--- STATED PROBLEM ---
Locate each line holding the string "name" and copy it.
[start LISTED ENTRIES]
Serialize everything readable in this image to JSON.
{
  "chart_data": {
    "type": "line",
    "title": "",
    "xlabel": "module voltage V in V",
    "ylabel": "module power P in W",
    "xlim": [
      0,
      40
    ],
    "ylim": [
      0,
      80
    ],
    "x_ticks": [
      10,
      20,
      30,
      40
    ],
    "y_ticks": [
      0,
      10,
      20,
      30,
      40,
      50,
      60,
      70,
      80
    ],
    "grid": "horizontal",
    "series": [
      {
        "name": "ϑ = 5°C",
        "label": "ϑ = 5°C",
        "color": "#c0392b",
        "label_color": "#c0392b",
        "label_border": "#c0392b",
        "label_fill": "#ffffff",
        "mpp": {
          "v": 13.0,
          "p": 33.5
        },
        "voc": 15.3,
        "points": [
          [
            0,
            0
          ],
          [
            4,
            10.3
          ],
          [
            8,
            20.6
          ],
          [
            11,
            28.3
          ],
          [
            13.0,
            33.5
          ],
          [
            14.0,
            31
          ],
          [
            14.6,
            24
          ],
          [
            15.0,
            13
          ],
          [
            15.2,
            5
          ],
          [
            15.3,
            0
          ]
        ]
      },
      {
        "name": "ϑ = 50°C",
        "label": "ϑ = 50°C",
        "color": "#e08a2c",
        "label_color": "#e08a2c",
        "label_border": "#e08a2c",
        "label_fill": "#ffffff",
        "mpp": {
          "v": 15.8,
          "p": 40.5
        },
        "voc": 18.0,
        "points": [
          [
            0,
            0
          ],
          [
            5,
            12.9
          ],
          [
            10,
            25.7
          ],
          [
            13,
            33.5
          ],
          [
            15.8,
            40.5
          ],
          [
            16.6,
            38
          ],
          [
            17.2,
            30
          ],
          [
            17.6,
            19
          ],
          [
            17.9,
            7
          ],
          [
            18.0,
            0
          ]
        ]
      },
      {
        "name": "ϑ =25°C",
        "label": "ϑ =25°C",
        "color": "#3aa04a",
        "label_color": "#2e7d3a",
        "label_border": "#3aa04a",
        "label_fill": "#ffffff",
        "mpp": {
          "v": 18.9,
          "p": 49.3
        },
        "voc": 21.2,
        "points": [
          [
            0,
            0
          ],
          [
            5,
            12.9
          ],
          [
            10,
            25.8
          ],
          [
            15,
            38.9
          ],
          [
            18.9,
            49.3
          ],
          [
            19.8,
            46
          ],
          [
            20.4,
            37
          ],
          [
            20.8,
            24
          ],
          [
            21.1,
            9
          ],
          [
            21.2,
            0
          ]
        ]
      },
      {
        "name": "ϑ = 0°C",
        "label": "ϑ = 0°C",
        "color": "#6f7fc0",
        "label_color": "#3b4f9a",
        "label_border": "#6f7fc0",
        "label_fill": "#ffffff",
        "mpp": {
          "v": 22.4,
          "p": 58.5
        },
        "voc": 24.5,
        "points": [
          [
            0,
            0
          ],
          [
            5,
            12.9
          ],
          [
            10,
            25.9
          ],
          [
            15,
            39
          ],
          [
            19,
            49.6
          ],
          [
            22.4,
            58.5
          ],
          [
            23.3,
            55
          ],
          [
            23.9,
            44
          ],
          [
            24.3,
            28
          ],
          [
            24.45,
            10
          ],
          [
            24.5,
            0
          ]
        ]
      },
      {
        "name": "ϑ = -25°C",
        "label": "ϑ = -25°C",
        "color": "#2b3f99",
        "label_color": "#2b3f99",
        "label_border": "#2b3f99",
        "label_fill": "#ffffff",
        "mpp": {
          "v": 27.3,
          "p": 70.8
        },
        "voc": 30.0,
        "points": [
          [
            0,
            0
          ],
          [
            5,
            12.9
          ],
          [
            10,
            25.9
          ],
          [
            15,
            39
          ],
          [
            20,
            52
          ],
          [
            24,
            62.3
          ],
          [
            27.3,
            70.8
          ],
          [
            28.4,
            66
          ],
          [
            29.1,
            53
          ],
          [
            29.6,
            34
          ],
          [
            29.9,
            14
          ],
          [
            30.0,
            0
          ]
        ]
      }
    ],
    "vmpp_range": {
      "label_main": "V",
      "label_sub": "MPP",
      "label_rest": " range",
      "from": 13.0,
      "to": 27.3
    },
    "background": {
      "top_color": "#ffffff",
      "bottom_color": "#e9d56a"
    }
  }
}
[end LISTED ENTRIES]
--- COMPLETE OUTPUT ---
        "name": "ϑ = 5°C",
        "name": "ϑ = 50°C",
        "name": "ϑ =25°C",
        "name": "ϑ = 0°C",
        "name": "ϑ = -25°C",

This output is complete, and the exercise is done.